The fact that if you were supplementing without growth hormone you had decreased life expectancy would make one theorize that there were some metabolic aspects of growth hormone. When you look at the metabolic aspects, there are problems in terms of lipid abnormalities, problem in terms of glucose abnormalities.

One of the issues with lipid abnormalities is that in men with hypopituitarism, they can develop non‑alcoholic steatohepatitis, or fatty liver. The other issue with metabolic aspects of growth hormone is that persons who develop growth hormone in terms of child onset, are different from those who develop growth hormone in adulthood or later on in life.

There is evidence to show that growth hormone may affect cardiac function, so things like your cardiac myocytes. Growth hormone may increase cardiac myocyte activity by modulating the cardiac function. The other issue is that growth hormone can affect bone mineral density positively.

I want to say, even though there are these effects which have been seen in the literature, there is sometimes a controversy as to whether or not these defects are always seen because there's a difference in terms of for the studies have been done. I don't think at this point, we can actually say everybody who is growth hormone deficient should get it.

It's a case where you have to vet each person to see if that person will benefit from getting growth hormone. One thing I didn't mention was that in the adult population, we talk about quality of life.

Growth hormone has been shown to improve the quality of life, in terms of energy level, terms of sexual functioning, growth hormone has been shown to improve some of those parameters and there is a different validated quality of life questionnaire, which you can use to see that the person is improving after they received growth hormone over time.

Jessica: What would you say are the overall take‑home messages from your review?

Dr Henry: The take‑home message is really that we should recognize that there is a role for growth hormone supplementation even after growth is finished. It's important that patients be transitioned appropriately to receiving growth hormone supplementation even after growth is finished.
----------
### WORK INSTRUCTION 1
In the growth hormone interview, what condition can men with hypopituitarism develop?
### WORK INSTRUCTION 2
List each specific thing that the growth hormone interview says growth hormone may affect or improve.
### WORK INSTRUCTION 3
Continue the growth hormone interview past its final sentence.
The lines that come next have nothing to do with the growth hormone interview.

### INFORMATION SUPPLIED
----------
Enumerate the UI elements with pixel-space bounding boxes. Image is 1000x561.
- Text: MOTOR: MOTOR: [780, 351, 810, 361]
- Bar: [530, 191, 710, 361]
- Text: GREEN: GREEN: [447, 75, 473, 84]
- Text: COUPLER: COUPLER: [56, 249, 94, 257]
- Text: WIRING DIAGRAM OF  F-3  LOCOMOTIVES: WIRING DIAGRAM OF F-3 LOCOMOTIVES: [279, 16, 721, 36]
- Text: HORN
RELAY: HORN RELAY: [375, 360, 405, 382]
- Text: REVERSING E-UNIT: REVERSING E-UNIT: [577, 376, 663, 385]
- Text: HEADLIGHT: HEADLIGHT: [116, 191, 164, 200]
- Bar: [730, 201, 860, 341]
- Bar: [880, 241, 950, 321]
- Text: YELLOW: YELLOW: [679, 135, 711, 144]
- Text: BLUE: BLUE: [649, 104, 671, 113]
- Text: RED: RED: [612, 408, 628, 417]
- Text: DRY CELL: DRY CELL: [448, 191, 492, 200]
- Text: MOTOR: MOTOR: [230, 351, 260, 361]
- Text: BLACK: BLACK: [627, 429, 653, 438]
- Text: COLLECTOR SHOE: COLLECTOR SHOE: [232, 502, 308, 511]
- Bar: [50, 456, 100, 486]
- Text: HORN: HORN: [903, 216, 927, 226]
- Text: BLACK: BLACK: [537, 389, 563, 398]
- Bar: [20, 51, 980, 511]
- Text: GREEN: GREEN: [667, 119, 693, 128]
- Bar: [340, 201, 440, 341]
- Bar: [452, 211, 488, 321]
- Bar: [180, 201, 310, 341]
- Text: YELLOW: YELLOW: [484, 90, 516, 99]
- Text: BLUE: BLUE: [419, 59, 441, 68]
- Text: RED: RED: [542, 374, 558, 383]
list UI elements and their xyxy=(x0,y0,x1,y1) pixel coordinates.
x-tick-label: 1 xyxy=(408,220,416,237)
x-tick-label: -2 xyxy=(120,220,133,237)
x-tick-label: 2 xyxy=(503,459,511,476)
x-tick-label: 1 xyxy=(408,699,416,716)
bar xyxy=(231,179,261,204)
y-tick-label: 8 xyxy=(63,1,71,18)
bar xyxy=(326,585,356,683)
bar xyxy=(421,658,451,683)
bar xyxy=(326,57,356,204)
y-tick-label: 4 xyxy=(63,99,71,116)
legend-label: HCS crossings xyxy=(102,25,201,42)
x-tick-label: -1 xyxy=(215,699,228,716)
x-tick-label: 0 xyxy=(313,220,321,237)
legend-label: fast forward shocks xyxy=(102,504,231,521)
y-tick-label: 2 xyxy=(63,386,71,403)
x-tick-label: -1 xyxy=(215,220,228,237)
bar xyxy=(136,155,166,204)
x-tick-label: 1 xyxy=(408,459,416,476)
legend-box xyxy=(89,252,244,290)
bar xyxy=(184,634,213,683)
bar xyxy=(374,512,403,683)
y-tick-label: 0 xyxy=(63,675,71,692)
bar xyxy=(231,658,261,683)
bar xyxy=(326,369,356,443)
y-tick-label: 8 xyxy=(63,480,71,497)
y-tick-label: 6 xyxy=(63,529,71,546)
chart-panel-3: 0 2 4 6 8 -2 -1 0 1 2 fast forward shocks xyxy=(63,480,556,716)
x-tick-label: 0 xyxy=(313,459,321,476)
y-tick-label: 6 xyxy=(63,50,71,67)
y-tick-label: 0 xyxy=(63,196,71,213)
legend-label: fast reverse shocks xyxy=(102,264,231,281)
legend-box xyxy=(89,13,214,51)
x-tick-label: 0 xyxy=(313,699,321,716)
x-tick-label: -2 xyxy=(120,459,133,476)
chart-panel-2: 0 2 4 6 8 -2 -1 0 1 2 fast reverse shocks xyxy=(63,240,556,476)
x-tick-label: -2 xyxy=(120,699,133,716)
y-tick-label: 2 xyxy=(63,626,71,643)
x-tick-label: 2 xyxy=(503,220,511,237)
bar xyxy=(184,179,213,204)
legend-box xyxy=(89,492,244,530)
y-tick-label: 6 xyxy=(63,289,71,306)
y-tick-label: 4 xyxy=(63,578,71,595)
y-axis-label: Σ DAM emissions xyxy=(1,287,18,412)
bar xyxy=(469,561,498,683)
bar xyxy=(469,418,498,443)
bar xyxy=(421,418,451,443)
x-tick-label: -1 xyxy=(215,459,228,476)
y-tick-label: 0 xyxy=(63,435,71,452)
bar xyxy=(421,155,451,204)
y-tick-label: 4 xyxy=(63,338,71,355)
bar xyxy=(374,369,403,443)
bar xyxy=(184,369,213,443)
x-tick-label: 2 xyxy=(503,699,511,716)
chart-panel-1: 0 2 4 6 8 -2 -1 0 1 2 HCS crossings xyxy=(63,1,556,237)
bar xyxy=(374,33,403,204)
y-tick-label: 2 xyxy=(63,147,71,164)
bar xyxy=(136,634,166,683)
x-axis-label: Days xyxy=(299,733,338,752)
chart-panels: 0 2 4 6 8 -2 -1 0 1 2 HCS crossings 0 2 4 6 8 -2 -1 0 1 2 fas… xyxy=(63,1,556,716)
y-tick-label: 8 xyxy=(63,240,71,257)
----------
### RESULT 1
Non-alcoholic steatohepatitis, or fatty liver.

### RESULT 2
Cardiac function (cardiac myocyte activity), bone mineral density, energy level, and sexual functioning.

### RESULT 3
When I talk about transitioning, transitioning our old body of literature which encompasses change of care, from pediatric to adult population. That's a very crucial time when many persons are lost by the wayside in terms of receiving care, especially with growth hormones.

Growth hormone, for the most part, was given by a shot, which I will come to that later on possibly in the podcast. There was injection fatiguing meaning that persons who were receiving growth hormone every day, they don't want to get growth hormone for a lifetime. You can take equal hormones.

That has caused a lot of problems to come up with growth hormone, but I think the commission should be aware that, you know what, they need to stress the importance of compliance. The take‑home message is that we should appropriately transition and to properly stress compliance with this medication.

Jessica: How can this review impact clinical practice?

Dr Henry: In terms of its impact on clinical practice is just to emphasize that it's important that a subset of patients are not just taking this medication just to grow, but there are also taking it for metabolic functions.

Jessica: Is there anything else you'd like to add, Dr Henry? I really appreciate your time and thank you so much for being on the podcast.

Dr Henry: This is a key question, the issue, it's very timely, in the sense that in the past, two or three months FDA actually improved a long‑acting growth hormone preparation for use in the pediatric population. Normally, traditionally, growth hormone was given by a shot per day.

However, the long‑acting growth hormone, you can give one shot per week, and that is only approved for the pediatric population. If we're transitioning somebody to adult growth hormone, they still will have to get growth hormone a shot per day. That isn't approved for the adult population.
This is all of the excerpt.